Copy the data below exactly, omitting any picture it contains.

··· GIVEN DATA ···

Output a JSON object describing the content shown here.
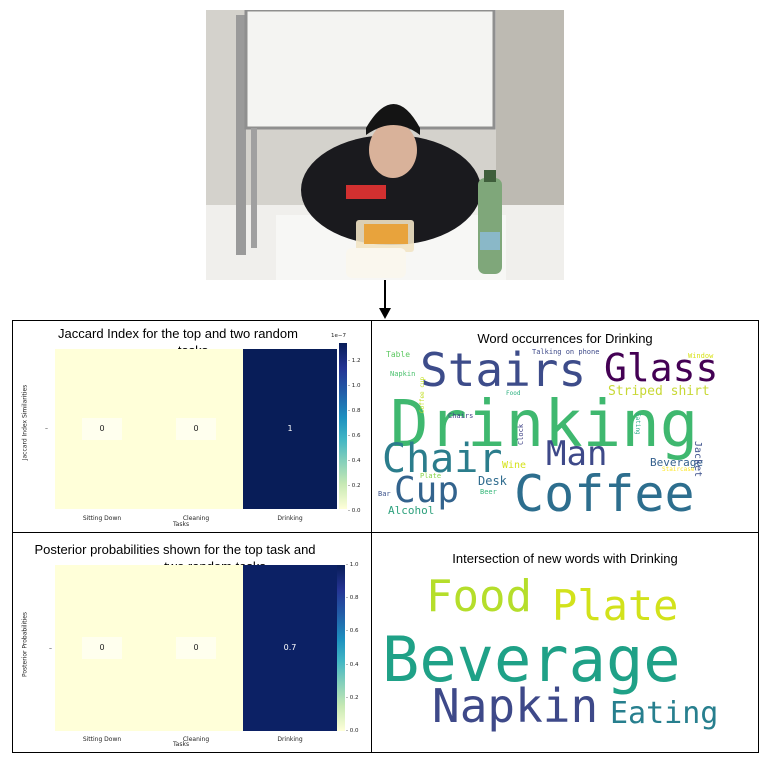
{
  "top_heatmap": {
    "title_line1": "Jaccard Index for the top and two random",
    "title_line2": "tasks",
    "ylabel": "Jaccard Index Similarities",
    "xlabel": "Tasks",
    "colorbar_exponent": "1e−7",
    "colorbar_ticks": [
      "1.2",
      "1.0",
      "0.8",
      "0.6",
      "0.4",
      "0.2",
      "0.0"
    ]
  },
  "bottom_heatmap": {
    "title_line1": "Posterior probabilities shown for the top task and",
    "title_line2": "two random tasks",
    "ylabel": "Posterior Probabilities",
    "xlabel": "Tasks",
    "colorbar_ticks": [
      "1.0",
      "0.8",
      "0.6",
      "0.4",
      "0.2",
      "0.0"
    ]
  },
  "chart_data": [
    {
      "type": "heatmap",
      "title": "Jaccard Index for the top and two random tasks",
      "categories": [
        "Sitting Down",
        "Cleaning",
        "Drinking"
      ],
      "values": [
        0,
        0,
        1
      ],
      "cell_labels": [
        "0",
        "0",
        "1"
      ],
      "colors": [
        "#ffffd9",
        "#ffffd9",
        "#081d58"
      ],
      "xlabel": "Tasks",
      "ylabel": "Jaccard Index Similarities",
      "colorbar_range": [
        0.0,
        1.3
      ]
    },
    {
      "type": "heatmap",
      "title": "Posterior probabilities shown for the top task and two random tasks",
      "categories": [
        "Sitting Down",
        "Cleaning",
        "Drinking"
      ],
      "values": [
        0,
        0,
        0.7
      ],
      "cell_labels": [
        "0",
        "0",
        "0.7"
      ],
      "colors": [
        "#ffffd9",
        "#ffffd9",
        "#0c2165"
      ],
      "xlabel": "Tasks",
      "ylabel": "Posterior Probabilities",
      "colorbar_range": [
        0.0,
        1.0
      ]
    }
  ],
  "wordcloud_top": {
    "title": "Word occurrences for Drinking",
    "words": [
      {
        "text": "Drinking",
        "color": "#3fb86f"
      },
      {
        "text": "Stairs",
        "color": "#3d4c8a"
      },
      {
        "text": "Coffee",
        "color": "#2d6e8e"
      },
      {
        "text": "Glass",
        "color": "#440154"
      },
      {
        "text": "Chair",
        "color": "#2b7d8c"
      },
      {
        "text": "Man",
        "color": "#3e4989"
      },
      {
        "text": "Cup",
        "color": "#33638d"
      },
      {
        "text": "Striped shirt",
        "color": "#c8d835"
      },
      {
        "text": "Alcohol",
        "color": "#2ea17d"
      },
      {
        "text": "Desk",
        "color": "#2f6b8e"
      },
      {
        "text": "Beverage",
        "color": "#35608d"
      },
      {
        "text": "Wine",
        "color": "#d5e21a"
      },
      {
        "text": "Jacket",
        "color": "#3c508b"
      },
      {
        "text": "Table",
        "color": "#5ec962"
      },
      {
        "text": "Talking on phone",
        "color": "#3e4a89"
      },
      {
        "text": "Window",
        "color": "#d8e219"
      },
      {
        "text": "Napkin",
        "color": "#4ac16d"
      },
      {
        "text": "Coffee cup",
        "color": "#c2df23"
      },
      {
        "text": "Chairs",
        "color": "#404387"
      },
      {
        "text": "Food",
        "color": "#2ab07f"
      },
      {
        "text": "Eating",
        "color": "#26a784"
      },
      {
        "text": "Clock",
        "color": "#414487"
      },
      {
        "text": "Plate",
        "color": "#87d549"
      },
      {
        "text": "Staircase",
        "color": "#fde725"
      },
      {
        "text": "Bar",
        "color": "#3b528b"
      },
      {
        "text": "Beer",
        "color": "#35b779"
      }
    ]
  },
  "wordcloud_bottom": {
    "title": "Intersection of new words with Drinking",
    "words": [
      {
        "text": "Beverage",
        "color": "#1fa187"
      },
      {
        "text": "Food",
        "color": "#b5de2b"
      },
      {
        "text": "Plate",
        "color": "#d2e21b"
      },
      {
        "text": "Napkin",
        "color": "#3e4989"
      },
      {
        "text": "Eating",
        "color": "#277f8e"
      }
    ]
  }
}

···

- _EXERCISE RESPONSE_:
Output a JSON object describing the content shown here.
{
  "top_heatmap": {
    "title_line1": "Jaccard Index for the top and two random",
    "title_line2": "tasks",
    "ylabel": "Jaccard Index Similarities",
    "xlabel": "Tasks",
    "colorbar_exponent": "1e−7",
    "colorbar_ticks": [
      "1.2",
      "1.0",
      "0.8",
      "0.6",
      "0.4",
      "0.2",
      "0.0"
    ]
  },
  "bottom_heatmap": {
    "title_line1": "Posterior probabilities shown for the top task and",
    "title_line2": "two random tasks",
    "ylabel": "Posterior Probabilities",
    "xlabel": "Tasks",
    "colorbar_ticks": [
      "1.0",
      "0.8",
      "0.6",
      "0.4",
      "0.2",
      "0.0"
    ]
  },
  "chart_data": [
    {
      "type": "heatmap",
      "title": "Jaccard Index for the top and two random tasks",
      "categories": [
        "Sitting Down",
        "Cleaning",
        "Drinking"
      ],
      "values": [
        0,
        0,
        1
      ],
      "cell_labels": [
        "0",
        "0",
        "1"
      ],
      "colors": [
        "#ffffd9",
        "#ffffd9",
        "#081d58"
      ],
      "xlabel": "Tasks",
      "ylabel": "Jaccard Index Similarities",
      "colorbar_range": [
        0.0,
        1.3
      ]
    },
    {
      "type": "heatmap",
      "title": "Posterior probabilities shown for the top task and two random tasks",
      "categories": [
        "Sitting Down",
        "Cleaning",
        "Drinking"
      ],
      "values": [
        0,
        0,
        0.7
      ],
      "cell_labels": [
        "0",
        "0",
        "0.7"
      ],
      "colors": [
        "#ffffd9",
        "#ffffd9",
        "#0c2165"
      ],
      "xlabel": "Tasks",
      "ylabel": "Posterior Probabilities",
      "colorbar_range": [
        0.0,
        1.0
      ]
    }
  ],
  "wordcloud_top": {
    "title": "Word occurrences for Drinking",
    "words": [
      {
        "text": "Drinking",
        "color": "#3fb86f"
      },
      {
        "text": "Stairs",
        "color": "#3d4c8a"
      },
      {
        "text": "Coffee",
        "color": "#2d6e8e"
      },
      {
        "text": "Glass",
        "color": "#440154"
      },
      {
        "text": "Chair",
        "color": "#2b7d8c"
      },
      {
        "text": "Man",
        "color": "#3e4989"
      },
      {
        "text": "Cup",
        "color": "#33638d"
      },
      {
        "text": "Striped shirt",
        "color": "#c8d835"
      },
      {
        "text": "Alcohol",
        "color": "#2ea17d"
      },
      {
        "text": "Desk",
        "color": "#2f6b8e"
      },
      {
        "text": "Beverage",
        "color": "#35608d"
      },
      {
        "text": "Wine",
        "color": "#d5e21a"
      },
      {
        "text": "Jacket",
        "color": "#3c508b"
      },
      {
        "text": "Table",
        "color": "#5ec962"
      },
      {
        "text": "Talking on phone",
        "color": "#3e4a89"
      },
      {
        "text": "Window",
        "color": "#d8e219"
      },
      {
        "text": "Napkin",
        "color": "#4ac16d"
      },
      {
        "text": "Coffee cup",
        "color": "#c2df23"
      },
      {
        "text": "Chairs",
        "color": "#404387"
      },
      {
        "text": "Food",
        "color": "#2ab07f"
      },
      {
        "text": "Eating",
        "color": "#26a784"
      },
      {
        "text": "Clock",
        "color": "#414487"
      },
      {
        "text": "Plate",
        "color": "#87d549"
      },
      {
        "text": "Staircase",
        "color": "#fde725"
      },
      {
        "text": "Bar",
        "color": "#3b528b"
      },
      {
        "text": "Beer",
        "color": "#35b779"
      }
    ]
  },
  "wordcloud_bottom": {
    "title": "Intersection of new words with Drinking",
    "words": [
      {
        "text": "Beverage",
        "color": "#1fa187"
      },
      {
        "text": "Food",
        "color": "#b5de2b"
      },
      {
        "text": "Plate",
        "color": "#d2e21b"
      },
      {
        "text": "Napkin",
        "color": "#3e4989"
      },
      {
        "text": "Eating",
        "color": "#277f8e"
      }
    ]
  }
}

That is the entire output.